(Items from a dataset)
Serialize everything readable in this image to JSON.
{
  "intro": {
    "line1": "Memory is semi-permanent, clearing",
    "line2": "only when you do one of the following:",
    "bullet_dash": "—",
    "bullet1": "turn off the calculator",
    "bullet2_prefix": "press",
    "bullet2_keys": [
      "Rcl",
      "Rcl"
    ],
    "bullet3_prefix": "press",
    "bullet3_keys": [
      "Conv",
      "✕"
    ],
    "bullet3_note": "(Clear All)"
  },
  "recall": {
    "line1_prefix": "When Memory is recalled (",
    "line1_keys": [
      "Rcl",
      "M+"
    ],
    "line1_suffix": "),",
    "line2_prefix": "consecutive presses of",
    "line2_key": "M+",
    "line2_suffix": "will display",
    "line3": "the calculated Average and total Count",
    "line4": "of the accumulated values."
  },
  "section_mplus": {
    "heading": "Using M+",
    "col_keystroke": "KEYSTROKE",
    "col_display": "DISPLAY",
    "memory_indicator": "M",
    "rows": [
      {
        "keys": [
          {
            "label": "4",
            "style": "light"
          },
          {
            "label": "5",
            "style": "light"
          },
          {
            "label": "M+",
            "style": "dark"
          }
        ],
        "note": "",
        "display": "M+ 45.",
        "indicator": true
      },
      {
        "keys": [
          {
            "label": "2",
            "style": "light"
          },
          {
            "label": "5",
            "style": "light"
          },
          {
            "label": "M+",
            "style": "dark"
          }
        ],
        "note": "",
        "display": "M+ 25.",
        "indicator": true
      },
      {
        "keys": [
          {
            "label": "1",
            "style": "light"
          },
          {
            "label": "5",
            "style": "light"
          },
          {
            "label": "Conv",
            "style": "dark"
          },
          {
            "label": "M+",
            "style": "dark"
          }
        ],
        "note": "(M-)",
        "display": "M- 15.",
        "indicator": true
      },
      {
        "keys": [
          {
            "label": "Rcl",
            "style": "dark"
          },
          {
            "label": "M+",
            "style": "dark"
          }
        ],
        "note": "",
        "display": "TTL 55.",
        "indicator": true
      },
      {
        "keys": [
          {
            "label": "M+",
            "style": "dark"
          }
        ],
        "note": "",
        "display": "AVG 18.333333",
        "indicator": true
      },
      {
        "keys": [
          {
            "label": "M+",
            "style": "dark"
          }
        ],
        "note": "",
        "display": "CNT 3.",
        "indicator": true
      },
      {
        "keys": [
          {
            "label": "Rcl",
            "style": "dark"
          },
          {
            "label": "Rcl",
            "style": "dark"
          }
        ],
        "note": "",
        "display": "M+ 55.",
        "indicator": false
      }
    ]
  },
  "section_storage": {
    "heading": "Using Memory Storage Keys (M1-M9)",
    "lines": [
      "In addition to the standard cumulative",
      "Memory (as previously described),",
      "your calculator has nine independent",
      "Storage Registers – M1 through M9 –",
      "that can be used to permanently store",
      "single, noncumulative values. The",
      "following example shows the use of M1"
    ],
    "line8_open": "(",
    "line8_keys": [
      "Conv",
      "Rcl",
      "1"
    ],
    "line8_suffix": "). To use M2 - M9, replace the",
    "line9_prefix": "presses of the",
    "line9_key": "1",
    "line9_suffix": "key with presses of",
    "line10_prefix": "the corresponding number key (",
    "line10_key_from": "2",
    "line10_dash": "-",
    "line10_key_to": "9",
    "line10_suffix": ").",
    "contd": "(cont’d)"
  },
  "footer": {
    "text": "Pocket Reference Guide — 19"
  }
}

[TASK REQUIREMENTS] Search the entries for the word "heading" and pick out every line that holds it.

[REPLY]
    "heading": "Using M+",
    "heading": "Using Memory Storage Keys (M1-M9)",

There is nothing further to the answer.